• What to work on: Some lines in the records below may hold the word "this"; give the number of those lines and nothing else.

• Given entries:
***

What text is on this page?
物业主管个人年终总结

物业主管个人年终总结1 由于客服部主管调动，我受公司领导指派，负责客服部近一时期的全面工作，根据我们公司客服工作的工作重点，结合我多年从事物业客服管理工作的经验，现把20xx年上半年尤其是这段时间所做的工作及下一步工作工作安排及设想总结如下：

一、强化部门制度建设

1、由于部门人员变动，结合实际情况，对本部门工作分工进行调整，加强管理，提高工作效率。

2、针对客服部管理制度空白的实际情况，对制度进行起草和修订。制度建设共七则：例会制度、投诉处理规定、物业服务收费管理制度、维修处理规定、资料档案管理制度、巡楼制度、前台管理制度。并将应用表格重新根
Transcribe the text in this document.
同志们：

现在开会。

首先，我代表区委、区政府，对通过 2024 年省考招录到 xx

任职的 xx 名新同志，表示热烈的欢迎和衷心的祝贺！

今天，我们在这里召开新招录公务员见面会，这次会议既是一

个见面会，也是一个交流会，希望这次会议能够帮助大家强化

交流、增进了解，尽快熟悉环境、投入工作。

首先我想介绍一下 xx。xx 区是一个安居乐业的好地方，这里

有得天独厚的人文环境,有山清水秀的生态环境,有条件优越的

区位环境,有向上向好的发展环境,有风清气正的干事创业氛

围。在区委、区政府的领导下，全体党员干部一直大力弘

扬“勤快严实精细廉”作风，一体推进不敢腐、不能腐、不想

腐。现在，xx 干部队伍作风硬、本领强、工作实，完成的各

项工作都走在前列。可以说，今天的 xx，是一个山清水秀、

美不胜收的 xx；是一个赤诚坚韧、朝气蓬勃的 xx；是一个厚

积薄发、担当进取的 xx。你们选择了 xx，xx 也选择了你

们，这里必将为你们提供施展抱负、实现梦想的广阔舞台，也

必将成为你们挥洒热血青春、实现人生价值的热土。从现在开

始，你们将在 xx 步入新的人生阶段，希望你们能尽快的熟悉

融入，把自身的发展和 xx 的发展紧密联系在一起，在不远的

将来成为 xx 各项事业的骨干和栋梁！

***

• Exercise output: 2